Data records:
# # #

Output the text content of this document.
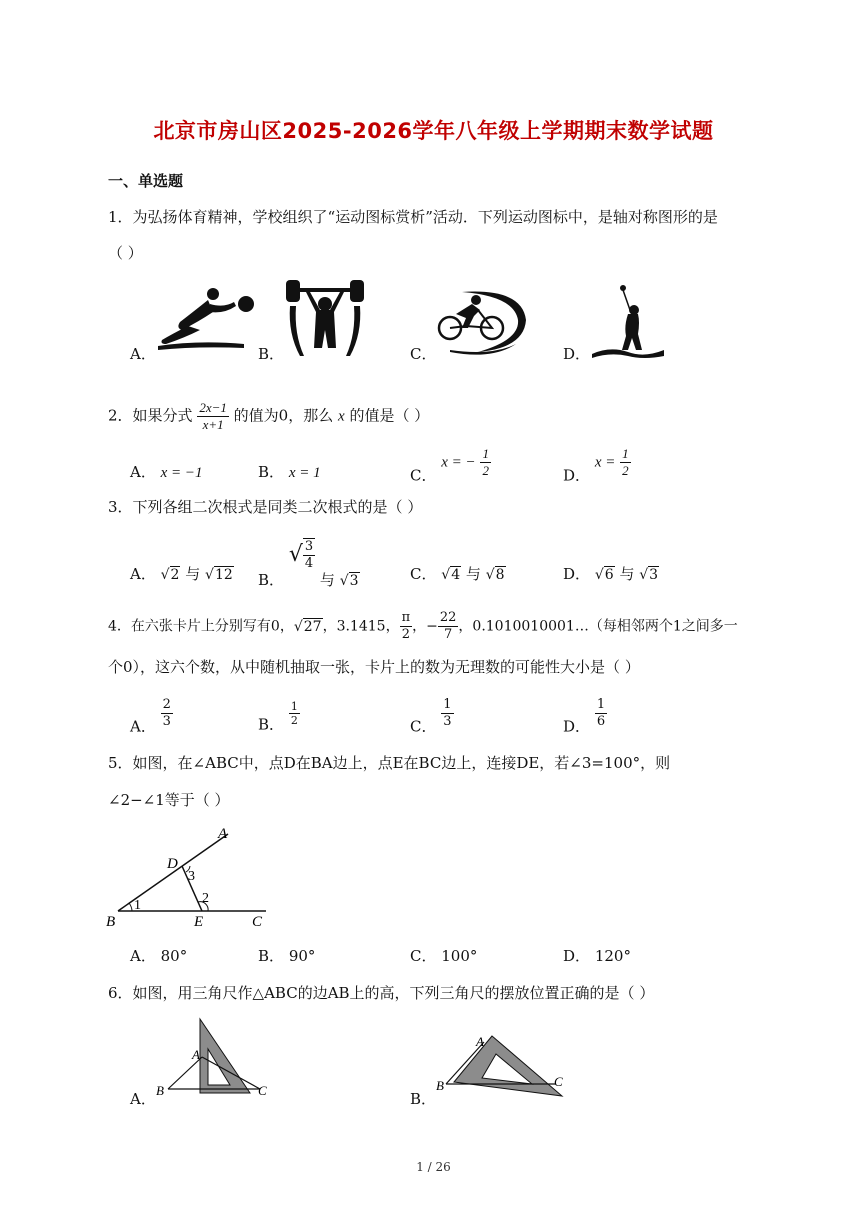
北京市房山区2025-2026学年八年级上学期期末数学试题
一、单选题
1．为弘扬体育精神，学校组织了“运动图标赏析”活动．下列运动图标中，是轴对称图形的是
（ ）
A．	B．	C．	D．
2．如果分式 $\frac{2x-1}{x+1}$ 的值为0，那么 x 的值是（ ）
A． x = −1	B． x = 1	C． x = − $\frac{1}{2}$	D． $x = \frac{1}{2}$
3．下列各组二次根式是同类二次根式的是（ ）
A． √2 与 √12 B． √ $\frac{3}{4}$
与 √3	C． √4 与 √8	D． √6 与 √3
4．在六张卡片上分别写有0，√27，3.1415， $\frac{\pi}{2}$ ，− $\frac{22}{7}$ ，0.1010010001…（每相邻两个1之间多一
个0），这六个数，从中随机抽取一张，卡片上的数为无理数的可能性大小是（ ）
A． $\frac{2}{3}$	B． $\frac{1}{2}$	C． $\frac{1}{3}$	D． $\frac{1}{6}$
5．如图，在∠ABC中，点D在BA边上，点E在BC边上，连接DE，若∠3=100°，则
∠2−∠1等于（ ）
A
B	C
D
E
1	2
3
A． 80°	B． 90°	C． 100°	D． 120°
6．如图，用三角尺作△ABC的边AB上的高，下列三角尺的摆放位置正确的是（ ）
A．
A
B	C	B．
A
B	C
1 / 26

# # #

# Problem details:
Write out the material above once more, exactly as it reads, with no pictures.

# Final result:
Output the text content of this document.
北京市房山区2025-2026学年八年级上学期期末数学试题
一、单选题
1．为弘扬体育精神，学校组织了“运动图标赏析”活动．下列运动图标中，是轴对称图形的是
（ ）
A．	B．	C．	D．
2．如果分式 $\frac{2x-1}{x+1}$ 的值为0，那么 x 的值是（ ）
A． x = −1	B． x = 1	C． x = − $\frac{1}{2}$	D． $x = \frac{1}{2}$
3．下列各组二次根式是同类二次根式的是（ ）
A． √2 与 √12 B． √ $\frac{3}{4}$
与 √3	C． √4 与 √8	D． √6 与 √3
4．在六张卡片上分别写有0，√27，3.1415， $\frac{\pi}{2}$ ，− $\frac{22}{7}$ ，0.1010010001…（每相邻两个1之间多一
个0），这六个数，从中随机抽取一张，卡片上的数为无理数的可能性大小是（ ）
A． $\frac{2}{3}$	B． $\frac{1}{2}$	C． $\frac{1}{3}$	D． $\frac{1}{6}$
5．如图，在∠ABC中，点D在BA边上，点E在BC边上，连接DE，若∠3=100°，则
∠2−∠1等于（ ）
A
B	C
D
E
1	2
3
A． 80°	B． 90°	C． 100°	D． 120°
6．如图，用三角尺作△ABC的边AB上的高，下列三角尺的摆放位置正确的是（ ）
A．
A
B	C	B．
A
B	C
1 / 26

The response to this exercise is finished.